- _Work to be completed_:
In the DTU Biosustain researcher statements, what is used as a framework for discovering and engineering specialized metabolites from fungi and bacteria?

- _Reading passage_:

 

|Ivan Mijakovic, DTU Biosustain

 

                         

"We use the theory of evolution as a framework for discovery and engineering of specialized metabolites from Fungi and Bacteria."

 

| Pablo Cruz-Morales, DTU Biosustain

 

 

"My research is on food and soil microbiomes, including recombinant protein production in microbial cell factories (bacteria, yeast, fungi), genetic determinants of lactic acid bacteria and filamentous fungi in regards to taste and texture, growth of microbial biomass or cell factories on waste streams, food fermentations, starter culture design, as well as biodiversity discovery and strain isolation."

 

| Leoni Jahn, DTU Biosustain

 

                         

"My research is related to microbes and evaluating secondary metabolites in an evolutionary perspective. Application of machine learning in exploring in-situ NMR based metabolomics in microbial systems. I collaborate with several research groups both at DTU Bioengineering and DTU Biosustainability on NMR based structure elucidation of unknown secondary metabolites from bacteria, fungi, marine and plant species."

- _Given information_:
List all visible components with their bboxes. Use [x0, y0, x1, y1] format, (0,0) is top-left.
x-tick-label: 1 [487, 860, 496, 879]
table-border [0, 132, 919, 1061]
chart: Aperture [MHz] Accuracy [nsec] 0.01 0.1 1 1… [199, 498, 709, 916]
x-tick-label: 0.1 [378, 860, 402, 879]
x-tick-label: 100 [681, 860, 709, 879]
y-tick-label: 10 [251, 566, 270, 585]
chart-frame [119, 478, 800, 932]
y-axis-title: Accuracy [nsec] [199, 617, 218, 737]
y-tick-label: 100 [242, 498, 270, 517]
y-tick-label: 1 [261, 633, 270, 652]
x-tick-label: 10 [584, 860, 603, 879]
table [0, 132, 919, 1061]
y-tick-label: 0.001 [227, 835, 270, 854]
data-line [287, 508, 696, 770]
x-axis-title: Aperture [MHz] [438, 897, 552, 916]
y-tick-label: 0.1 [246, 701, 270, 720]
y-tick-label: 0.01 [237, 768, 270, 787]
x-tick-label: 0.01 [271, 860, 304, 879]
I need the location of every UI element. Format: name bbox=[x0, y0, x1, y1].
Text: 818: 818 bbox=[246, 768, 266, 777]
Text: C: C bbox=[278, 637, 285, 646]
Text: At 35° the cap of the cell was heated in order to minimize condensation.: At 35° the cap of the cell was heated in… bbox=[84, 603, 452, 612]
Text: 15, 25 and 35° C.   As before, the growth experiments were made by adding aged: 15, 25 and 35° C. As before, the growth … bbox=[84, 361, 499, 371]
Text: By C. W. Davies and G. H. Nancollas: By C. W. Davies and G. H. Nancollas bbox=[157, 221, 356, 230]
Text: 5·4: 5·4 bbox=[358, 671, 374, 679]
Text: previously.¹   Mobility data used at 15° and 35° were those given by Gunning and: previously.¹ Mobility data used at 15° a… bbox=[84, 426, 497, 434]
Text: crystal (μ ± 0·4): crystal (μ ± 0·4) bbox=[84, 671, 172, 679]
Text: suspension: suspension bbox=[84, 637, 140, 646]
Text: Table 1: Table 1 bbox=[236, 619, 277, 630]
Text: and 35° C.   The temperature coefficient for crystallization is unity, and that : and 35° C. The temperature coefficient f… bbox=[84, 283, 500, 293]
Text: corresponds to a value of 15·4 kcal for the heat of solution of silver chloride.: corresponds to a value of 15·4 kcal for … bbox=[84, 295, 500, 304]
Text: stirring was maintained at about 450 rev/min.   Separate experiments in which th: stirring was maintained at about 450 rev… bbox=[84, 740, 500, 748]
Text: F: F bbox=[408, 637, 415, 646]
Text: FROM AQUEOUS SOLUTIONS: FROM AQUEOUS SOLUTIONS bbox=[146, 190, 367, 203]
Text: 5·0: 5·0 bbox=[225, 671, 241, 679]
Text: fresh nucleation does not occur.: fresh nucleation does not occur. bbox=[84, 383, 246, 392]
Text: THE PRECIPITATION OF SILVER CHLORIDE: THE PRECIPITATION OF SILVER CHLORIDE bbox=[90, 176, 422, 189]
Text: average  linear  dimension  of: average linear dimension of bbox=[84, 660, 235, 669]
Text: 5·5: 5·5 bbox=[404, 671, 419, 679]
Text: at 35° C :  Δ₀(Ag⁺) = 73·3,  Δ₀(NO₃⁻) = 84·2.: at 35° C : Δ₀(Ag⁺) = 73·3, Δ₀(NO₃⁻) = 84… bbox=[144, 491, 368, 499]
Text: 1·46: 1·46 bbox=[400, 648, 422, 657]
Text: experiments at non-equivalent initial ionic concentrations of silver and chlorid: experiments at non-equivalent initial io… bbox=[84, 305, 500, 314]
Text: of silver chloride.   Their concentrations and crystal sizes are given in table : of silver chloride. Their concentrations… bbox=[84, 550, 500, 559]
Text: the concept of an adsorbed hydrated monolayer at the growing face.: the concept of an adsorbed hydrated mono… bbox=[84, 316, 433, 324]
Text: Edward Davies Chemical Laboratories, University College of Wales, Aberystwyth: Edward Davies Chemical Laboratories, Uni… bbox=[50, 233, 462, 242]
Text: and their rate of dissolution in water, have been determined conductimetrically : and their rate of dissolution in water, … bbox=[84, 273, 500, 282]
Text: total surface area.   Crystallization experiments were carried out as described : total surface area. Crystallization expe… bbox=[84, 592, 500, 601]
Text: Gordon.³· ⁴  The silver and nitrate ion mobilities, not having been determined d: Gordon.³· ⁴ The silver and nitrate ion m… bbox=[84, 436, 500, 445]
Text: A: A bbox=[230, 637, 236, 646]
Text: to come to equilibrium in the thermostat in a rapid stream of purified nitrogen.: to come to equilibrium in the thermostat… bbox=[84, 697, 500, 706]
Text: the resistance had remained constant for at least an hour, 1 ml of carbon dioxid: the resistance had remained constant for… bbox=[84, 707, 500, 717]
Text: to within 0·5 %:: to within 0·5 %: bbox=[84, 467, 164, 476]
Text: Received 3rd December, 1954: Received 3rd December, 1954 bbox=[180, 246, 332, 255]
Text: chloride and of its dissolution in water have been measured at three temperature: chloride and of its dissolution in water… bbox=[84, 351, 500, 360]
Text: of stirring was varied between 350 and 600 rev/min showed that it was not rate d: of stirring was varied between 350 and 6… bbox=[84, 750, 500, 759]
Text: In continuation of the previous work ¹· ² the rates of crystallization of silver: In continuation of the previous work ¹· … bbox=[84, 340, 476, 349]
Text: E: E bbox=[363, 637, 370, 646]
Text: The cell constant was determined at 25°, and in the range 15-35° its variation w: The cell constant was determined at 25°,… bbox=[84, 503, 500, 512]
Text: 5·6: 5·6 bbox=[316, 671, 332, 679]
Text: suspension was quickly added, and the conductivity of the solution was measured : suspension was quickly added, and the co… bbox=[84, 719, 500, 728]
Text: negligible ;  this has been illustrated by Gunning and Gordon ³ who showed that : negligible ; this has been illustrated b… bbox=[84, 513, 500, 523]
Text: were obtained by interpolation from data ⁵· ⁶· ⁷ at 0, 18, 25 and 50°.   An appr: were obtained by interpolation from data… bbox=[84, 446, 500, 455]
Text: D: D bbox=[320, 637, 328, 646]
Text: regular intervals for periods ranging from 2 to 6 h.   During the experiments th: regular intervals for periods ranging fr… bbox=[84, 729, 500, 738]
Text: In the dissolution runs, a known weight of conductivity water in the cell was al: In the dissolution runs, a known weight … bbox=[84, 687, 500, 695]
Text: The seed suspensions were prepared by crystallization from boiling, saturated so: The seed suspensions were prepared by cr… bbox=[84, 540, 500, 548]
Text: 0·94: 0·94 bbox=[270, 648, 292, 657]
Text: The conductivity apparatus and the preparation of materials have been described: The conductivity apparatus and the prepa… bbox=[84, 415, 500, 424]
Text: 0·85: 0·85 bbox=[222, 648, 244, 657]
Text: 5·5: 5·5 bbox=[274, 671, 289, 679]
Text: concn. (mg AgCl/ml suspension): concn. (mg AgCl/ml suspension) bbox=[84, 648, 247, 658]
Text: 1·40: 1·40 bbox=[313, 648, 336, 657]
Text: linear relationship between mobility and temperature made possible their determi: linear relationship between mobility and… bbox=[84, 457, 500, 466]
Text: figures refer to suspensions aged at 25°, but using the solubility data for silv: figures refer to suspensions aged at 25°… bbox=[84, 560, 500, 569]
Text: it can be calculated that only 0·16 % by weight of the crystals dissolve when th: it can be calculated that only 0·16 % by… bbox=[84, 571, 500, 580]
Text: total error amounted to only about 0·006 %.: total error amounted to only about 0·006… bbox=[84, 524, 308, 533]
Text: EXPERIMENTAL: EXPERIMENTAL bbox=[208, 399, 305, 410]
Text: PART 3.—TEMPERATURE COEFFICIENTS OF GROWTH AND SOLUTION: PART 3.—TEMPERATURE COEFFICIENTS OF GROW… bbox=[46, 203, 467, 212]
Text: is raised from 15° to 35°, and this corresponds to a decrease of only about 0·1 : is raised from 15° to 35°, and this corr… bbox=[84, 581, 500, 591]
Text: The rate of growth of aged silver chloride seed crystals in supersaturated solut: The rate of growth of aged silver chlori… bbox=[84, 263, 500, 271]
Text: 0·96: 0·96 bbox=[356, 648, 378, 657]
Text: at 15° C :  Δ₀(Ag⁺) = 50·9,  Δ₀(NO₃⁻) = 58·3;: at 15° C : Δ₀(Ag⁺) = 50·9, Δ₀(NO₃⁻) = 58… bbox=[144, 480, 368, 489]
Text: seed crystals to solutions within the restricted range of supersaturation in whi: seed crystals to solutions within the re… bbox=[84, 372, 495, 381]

- _The answer_:
The theory of evolution.